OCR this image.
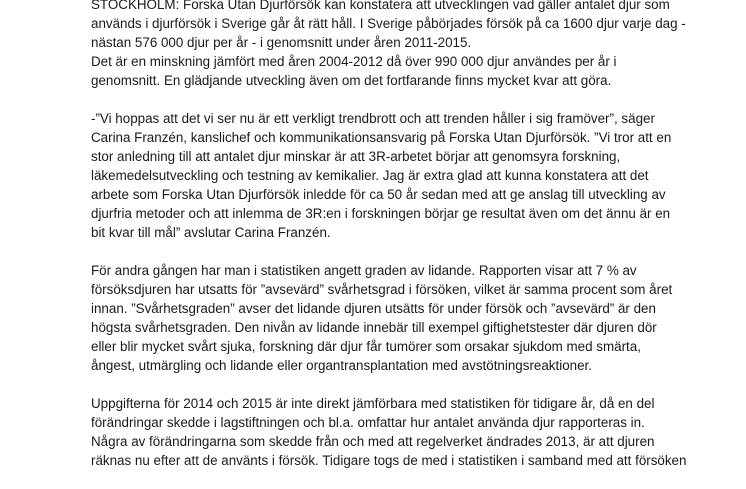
STOCKHOLM: Forska Utan Djurförsök kan konstatera att utvecklingen vad gäller antalet djur som
används i djurförsök i Sverige går åt rätt håll. I Sverige påbörjades försök på ca 1600 djur varje dag -
nästan 576 000 djur per år - i genomsnitt under åren 2011-2015.
Det är en minskning jämfört med åren 2004-2012 då över 990 000 djur användes per år i
genomsnitt. En glädjande utveckling även om det fortfarande finns mycket kvar att göra.
-”Vi hoppas att det vi ser nu är ett verkligt trendbrott och att trenden håller i sig framöver”, säger
Carina Franzén, kanslichef och kommunikationsansvarig på Forska Utan Djurförsök. ”Vi tror att en
stor anledning till att antalet djur minskar är att 3R-arbetet börjar att genomsyra forskning,
läkemedelsutveckling och testning av kemikalier. Jag är extra glad att kunna konstatera att det
arbete som Forska Utan Djurförsök inledde för ca 50 år sedan med att ge anslag till utveckling av
djurfria metoder och att inlemma de 3R:en i forskningen börjar ge resultat även om det ännu är en
bit kvar till mål” avslutar Carina Franzén.
För andra gången har man i statistiken angett graden av lidande. Rapporten visar att 7 % av
försöksdjuren har utsatts för ”avsevärd” svårhetsgrad i försöken, vilket är samma procent som året
innan. ”Svårhetsgraden” avser det lidande djuren utsätts för under försök och ”avsevärd” är den
högsta svårhetsgraden. Den nivån av lidande innebär till exempel giftighetstester där djuren dör
eller blir mycket svårt sjuka, forskning där djur får tumörer som orsakar sjukdom med smärta,
ångest, utmärgling och lidande eller organtransplantation med avstötningsreaktioner.
Uppgifterna för 2014 och 2015 är inte direkt jämförbara med statistiken för tidigare år, då en del
förändringar skedde i lagstiftningen och bl.a. omfattar hur antalet använda djur rapporteras in.
Några av förändringarna som skedde från och med att regelverket ändrades 2013, är att djuren
räknas nu efter att de använts i försök. Tidigare togs de med i statistiken i samband med att försöken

##############################

__The problem__.
What is needed is the number of lines in the entries that contain the word "under", written alone.

__Result of this exercise__.
2